From the first line of the listing through the line containing "translation-sheet [16, 31, 982, 523]", switch "UI elements" to "interface items" and reproduce those lines with nothing else altered.

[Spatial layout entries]
....

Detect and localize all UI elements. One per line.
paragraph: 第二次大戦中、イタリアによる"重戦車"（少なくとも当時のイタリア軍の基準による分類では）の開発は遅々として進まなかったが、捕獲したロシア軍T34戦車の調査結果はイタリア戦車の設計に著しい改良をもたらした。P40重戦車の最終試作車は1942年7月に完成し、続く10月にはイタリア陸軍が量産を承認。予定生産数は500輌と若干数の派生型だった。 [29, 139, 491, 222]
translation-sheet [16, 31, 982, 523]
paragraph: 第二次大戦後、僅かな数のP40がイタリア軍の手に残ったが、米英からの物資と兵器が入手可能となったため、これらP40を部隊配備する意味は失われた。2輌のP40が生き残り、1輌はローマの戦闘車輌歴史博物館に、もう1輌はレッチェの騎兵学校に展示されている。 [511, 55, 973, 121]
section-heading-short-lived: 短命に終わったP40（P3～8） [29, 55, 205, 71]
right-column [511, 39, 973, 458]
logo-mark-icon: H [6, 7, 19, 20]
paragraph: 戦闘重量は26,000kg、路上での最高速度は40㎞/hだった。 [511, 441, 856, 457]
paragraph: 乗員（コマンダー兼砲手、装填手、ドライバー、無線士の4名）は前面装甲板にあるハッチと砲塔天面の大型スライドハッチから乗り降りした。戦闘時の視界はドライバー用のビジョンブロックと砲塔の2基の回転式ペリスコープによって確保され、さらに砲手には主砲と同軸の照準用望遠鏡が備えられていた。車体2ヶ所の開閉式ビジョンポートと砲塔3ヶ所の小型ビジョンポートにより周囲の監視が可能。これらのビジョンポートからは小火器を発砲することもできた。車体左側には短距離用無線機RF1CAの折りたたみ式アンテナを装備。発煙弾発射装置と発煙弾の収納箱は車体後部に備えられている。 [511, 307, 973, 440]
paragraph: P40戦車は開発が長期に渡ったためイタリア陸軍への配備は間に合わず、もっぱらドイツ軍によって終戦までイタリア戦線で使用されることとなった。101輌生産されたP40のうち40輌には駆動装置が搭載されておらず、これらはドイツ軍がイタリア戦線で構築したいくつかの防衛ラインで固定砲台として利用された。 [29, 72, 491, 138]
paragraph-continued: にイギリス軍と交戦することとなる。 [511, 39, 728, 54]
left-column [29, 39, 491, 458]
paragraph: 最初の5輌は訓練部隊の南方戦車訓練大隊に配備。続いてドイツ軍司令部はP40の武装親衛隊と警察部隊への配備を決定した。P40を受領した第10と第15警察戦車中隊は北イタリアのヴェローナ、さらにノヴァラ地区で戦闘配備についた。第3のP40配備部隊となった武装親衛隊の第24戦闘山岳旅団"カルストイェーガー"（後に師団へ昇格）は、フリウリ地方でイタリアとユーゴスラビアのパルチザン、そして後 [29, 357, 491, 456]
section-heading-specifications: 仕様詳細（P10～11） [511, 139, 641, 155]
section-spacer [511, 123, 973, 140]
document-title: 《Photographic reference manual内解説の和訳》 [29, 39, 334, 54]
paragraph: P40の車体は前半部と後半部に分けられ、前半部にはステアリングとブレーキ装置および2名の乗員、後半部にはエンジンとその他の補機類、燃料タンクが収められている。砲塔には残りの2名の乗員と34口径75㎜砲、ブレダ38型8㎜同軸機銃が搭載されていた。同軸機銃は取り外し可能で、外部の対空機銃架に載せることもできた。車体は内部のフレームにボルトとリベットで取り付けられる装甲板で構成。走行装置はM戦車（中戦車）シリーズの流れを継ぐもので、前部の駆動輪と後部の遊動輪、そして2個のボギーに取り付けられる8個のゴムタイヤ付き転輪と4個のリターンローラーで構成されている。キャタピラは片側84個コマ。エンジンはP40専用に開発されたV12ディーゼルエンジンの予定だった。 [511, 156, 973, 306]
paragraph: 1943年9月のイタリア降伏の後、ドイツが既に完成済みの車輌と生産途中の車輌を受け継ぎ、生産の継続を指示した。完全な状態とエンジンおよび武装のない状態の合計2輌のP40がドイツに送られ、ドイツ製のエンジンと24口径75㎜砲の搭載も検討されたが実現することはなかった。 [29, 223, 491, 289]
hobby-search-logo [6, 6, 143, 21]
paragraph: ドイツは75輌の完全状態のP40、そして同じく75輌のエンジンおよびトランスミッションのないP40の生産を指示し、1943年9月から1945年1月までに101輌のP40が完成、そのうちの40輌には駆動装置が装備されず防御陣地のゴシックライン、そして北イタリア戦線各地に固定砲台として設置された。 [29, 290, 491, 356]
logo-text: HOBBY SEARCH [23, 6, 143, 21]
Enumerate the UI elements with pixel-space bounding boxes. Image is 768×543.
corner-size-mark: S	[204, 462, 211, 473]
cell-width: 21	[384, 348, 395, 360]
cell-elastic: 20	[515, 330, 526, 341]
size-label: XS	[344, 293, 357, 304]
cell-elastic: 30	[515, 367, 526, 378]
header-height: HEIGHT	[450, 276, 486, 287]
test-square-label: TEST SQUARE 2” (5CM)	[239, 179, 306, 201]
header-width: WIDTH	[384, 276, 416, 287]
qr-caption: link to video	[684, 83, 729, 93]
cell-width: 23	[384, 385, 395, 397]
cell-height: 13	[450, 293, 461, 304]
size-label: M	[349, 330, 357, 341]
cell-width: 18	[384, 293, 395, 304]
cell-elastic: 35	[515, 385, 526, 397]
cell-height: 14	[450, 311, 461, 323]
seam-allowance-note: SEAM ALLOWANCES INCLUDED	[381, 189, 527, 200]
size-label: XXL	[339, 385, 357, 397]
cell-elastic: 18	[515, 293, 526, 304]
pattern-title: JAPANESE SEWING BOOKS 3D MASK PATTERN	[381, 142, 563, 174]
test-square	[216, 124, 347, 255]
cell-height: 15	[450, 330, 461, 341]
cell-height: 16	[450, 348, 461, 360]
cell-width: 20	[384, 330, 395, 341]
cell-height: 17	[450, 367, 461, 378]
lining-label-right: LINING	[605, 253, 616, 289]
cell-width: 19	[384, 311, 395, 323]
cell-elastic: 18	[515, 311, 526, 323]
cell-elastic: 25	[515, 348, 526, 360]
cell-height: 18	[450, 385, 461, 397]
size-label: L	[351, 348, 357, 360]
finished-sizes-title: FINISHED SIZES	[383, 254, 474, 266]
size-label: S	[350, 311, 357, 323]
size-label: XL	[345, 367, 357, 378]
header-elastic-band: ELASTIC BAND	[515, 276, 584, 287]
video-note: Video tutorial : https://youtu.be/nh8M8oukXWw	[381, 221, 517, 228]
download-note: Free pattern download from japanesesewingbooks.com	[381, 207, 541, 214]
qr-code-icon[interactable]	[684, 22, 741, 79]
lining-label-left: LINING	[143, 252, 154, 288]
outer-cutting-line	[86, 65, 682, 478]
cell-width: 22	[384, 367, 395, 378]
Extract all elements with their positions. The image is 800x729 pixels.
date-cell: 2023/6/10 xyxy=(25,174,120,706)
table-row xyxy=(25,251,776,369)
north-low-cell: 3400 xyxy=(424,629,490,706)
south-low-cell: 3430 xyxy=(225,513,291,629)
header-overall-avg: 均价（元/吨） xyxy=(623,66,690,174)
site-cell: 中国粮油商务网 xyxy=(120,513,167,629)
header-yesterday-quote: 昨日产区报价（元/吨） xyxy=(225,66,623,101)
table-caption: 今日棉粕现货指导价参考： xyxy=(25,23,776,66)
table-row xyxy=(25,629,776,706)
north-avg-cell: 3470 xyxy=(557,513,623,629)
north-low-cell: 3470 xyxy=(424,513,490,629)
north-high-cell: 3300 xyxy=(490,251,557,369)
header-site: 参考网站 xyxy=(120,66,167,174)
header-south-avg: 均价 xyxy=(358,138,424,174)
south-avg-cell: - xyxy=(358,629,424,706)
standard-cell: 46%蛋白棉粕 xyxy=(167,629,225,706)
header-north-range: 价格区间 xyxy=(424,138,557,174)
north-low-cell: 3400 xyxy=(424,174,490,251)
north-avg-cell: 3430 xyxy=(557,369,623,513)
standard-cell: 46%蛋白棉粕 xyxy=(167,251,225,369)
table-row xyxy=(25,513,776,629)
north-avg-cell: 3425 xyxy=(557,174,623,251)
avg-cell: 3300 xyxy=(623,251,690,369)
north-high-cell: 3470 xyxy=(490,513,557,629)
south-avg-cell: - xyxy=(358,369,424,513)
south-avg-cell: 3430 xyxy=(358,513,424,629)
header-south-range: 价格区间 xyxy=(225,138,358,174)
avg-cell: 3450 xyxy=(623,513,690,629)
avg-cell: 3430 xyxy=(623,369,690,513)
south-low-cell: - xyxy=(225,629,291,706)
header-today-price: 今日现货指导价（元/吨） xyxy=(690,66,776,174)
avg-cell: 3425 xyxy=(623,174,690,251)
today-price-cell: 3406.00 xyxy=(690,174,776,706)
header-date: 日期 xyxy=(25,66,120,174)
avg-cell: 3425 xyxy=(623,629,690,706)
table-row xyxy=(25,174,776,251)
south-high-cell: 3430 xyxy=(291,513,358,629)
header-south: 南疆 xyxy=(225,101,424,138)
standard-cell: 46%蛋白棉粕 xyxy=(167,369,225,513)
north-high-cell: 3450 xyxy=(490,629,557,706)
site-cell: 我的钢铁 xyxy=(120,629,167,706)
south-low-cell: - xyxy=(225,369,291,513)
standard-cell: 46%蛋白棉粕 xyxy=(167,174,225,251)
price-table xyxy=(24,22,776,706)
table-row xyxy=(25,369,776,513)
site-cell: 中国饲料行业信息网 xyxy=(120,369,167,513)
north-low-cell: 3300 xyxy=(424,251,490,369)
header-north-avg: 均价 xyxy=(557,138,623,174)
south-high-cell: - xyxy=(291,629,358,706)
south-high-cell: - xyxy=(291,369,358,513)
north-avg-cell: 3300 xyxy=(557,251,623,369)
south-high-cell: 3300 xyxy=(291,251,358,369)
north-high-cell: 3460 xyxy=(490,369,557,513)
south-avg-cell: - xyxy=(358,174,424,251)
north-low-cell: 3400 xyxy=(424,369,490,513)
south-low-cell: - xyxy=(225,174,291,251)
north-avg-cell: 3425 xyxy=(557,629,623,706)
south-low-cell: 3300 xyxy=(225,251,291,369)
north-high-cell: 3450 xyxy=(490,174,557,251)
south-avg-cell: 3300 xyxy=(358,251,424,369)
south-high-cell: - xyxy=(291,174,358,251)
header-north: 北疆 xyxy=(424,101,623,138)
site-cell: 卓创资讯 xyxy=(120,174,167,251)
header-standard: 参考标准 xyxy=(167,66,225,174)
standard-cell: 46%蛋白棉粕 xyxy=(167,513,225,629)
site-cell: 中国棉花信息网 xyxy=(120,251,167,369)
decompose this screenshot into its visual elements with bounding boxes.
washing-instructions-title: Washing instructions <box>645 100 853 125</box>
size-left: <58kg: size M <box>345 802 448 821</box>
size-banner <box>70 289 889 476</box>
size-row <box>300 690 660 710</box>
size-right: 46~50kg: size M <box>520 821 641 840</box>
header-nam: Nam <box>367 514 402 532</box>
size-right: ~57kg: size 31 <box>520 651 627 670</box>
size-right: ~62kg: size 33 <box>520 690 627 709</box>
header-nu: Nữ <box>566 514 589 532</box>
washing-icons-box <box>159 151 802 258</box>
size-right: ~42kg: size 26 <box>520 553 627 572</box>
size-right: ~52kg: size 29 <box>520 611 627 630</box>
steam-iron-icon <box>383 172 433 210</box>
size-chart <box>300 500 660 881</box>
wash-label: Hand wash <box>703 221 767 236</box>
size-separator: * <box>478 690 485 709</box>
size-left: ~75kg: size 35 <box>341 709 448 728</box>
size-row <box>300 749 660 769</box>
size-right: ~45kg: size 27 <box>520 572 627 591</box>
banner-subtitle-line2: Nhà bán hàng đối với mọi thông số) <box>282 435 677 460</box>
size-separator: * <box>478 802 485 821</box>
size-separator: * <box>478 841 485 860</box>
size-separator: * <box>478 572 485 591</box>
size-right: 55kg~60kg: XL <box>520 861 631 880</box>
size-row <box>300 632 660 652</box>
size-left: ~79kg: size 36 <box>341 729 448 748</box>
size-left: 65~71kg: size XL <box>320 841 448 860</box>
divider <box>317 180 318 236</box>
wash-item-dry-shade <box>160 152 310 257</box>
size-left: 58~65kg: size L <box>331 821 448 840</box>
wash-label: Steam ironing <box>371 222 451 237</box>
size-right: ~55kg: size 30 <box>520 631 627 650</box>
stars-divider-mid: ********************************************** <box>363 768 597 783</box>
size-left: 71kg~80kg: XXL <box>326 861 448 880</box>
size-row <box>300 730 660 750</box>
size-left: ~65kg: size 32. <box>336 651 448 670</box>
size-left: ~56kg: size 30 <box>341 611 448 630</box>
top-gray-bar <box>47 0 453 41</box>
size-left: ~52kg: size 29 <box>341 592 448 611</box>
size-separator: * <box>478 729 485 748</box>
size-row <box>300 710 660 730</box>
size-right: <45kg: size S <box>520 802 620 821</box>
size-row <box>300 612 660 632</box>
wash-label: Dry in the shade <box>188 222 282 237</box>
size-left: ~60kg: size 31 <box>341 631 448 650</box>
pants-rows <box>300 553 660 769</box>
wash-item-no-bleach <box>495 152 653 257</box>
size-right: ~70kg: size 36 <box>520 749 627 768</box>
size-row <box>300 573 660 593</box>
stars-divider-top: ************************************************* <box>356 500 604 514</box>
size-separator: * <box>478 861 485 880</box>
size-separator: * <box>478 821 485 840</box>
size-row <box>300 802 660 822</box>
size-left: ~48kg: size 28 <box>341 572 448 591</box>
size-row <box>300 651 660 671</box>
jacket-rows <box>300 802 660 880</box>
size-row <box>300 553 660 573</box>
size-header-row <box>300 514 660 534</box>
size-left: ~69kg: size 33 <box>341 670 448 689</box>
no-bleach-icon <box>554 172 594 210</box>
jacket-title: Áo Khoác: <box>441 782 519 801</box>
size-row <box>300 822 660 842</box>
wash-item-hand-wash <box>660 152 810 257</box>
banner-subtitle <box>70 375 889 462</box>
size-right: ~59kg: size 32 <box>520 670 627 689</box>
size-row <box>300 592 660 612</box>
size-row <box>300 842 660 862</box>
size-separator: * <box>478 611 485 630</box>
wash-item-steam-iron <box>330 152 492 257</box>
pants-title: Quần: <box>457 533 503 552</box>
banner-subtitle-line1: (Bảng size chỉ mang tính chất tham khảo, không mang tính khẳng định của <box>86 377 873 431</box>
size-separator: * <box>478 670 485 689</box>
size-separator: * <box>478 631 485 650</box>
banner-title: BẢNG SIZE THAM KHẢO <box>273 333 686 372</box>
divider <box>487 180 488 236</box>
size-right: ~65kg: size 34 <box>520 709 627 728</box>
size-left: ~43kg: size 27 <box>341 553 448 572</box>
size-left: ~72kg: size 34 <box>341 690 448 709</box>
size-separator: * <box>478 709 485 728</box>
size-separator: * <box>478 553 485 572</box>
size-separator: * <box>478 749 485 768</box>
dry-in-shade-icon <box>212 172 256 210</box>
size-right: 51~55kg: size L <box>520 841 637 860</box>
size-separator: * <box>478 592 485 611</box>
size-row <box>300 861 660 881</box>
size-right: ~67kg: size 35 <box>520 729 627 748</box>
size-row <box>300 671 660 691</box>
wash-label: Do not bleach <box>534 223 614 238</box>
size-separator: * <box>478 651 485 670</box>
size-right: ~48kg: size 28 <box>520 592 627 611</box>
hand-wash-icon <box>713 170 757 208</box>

....

--- Completed task ---
Detect and localize all interface items. One per line.
paragraph: 第二次大戦中、イタリアによる"重戦車"（少なくとも当時のイタリア軍の基準による分類では）の開発は遅々として進まなかったが、捕獲したロシア軍T34戦車の調査結果はイタリア戦車の設計に著しい改良をもたらした。P40重戦車の最終試作車は1942年7月に完成し、続く10月にはイタリア陸軍が量産を承認。予定生産数は500輌と若干数の派生型だった。 [29, 139, 491, 222]
translation-sheet [16, 31, 982, 523]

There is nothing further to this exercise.